**Exercise aim:** Show every line that has the string "Project" in it.

(Records from a collection of figures)

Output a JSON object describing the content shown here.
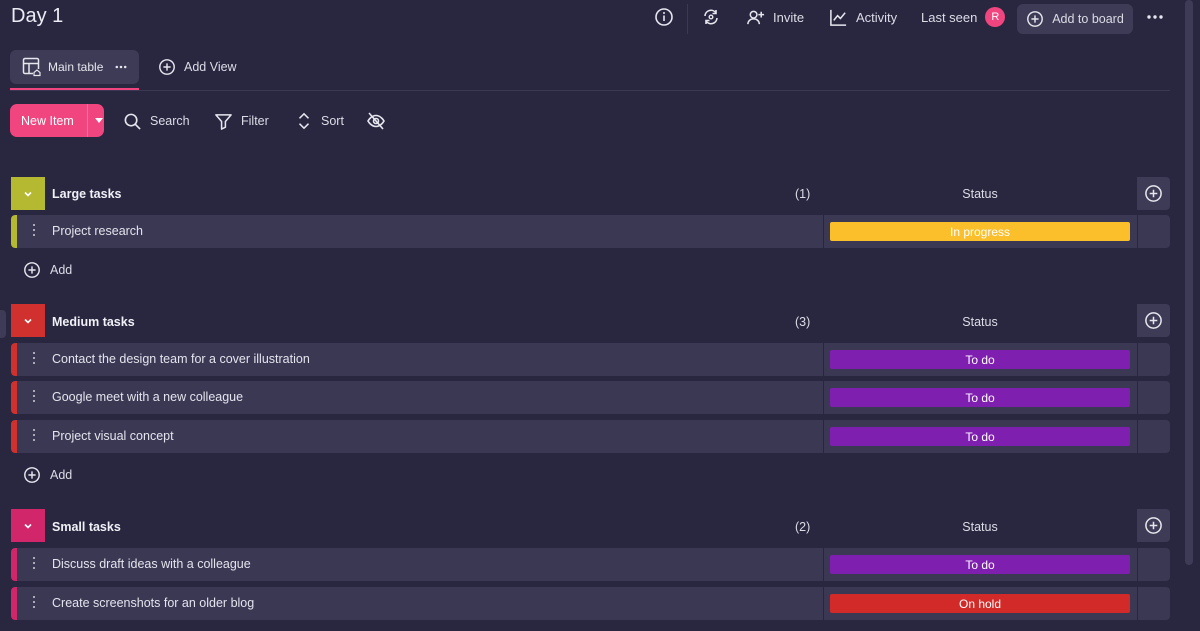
{
  "board": {
    "title": "Day 1"
  },
  "header": {
    "invite_label": "Invite",
    "activity_label": "Activity",
    "last_seen_label": "Last seen",
    "avatar_initial": "R",
    "add_to_board_label": "Add to board"
  },
  "views": {
    "main_table_label": "Main table",
    "add_view_label": "Add View"
  },
  "toolbar": {
    "new_item_label": "New Item",
    "search_label": "Search",
    "filter_label": "Filter",
    "sort_label": "Sort"
  },
  "colors": {
    "accent": "#f0457f",
    "large": "#b5b932",
    "medium": "#d0312f",
    "small": "#d1266a",
    "in_progress": "#fbbf2c",
    "to_do": "#7f1fb0",
    "on_hold": "#d12a28"
  },
  "groups": [
    {
      "name": "Large tasks",
      "count": "(1)",
      "status_header": "Status",
      "add_label": "Add",
      "items": [
        {
          "name": "Project research",
          "status": "In progress"
        }
      ]
    },
    {
      "name": "Medium tasks",
      "count": "(3)",
      "status_header": "Status",
      "add_label": "Add",
      "items": [
        {
          "name": "Contact the design team for a cover illustration",
          "status": "To do"
        },
        {
          "name": "Google meet with a new colleague",
          "status": "To do"
        },
        {
          "name": "Project visual concept",
          "status": "To do"
        }
      ]
    },
    {
      "name": "Small tasks",
      "count": "(2)",
      "status_header": "Status",
      "items": [
        {
          "name": "Discuss draft ideas with a colleague",
          "status": "To do"
        },
        {
          "name": "Create screenshots for an older blog",
          "status": "On hold"
        }
      ]
    }
  ]
}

**Task output:**
          "name": "Project research",
          "name": "Project visual concept",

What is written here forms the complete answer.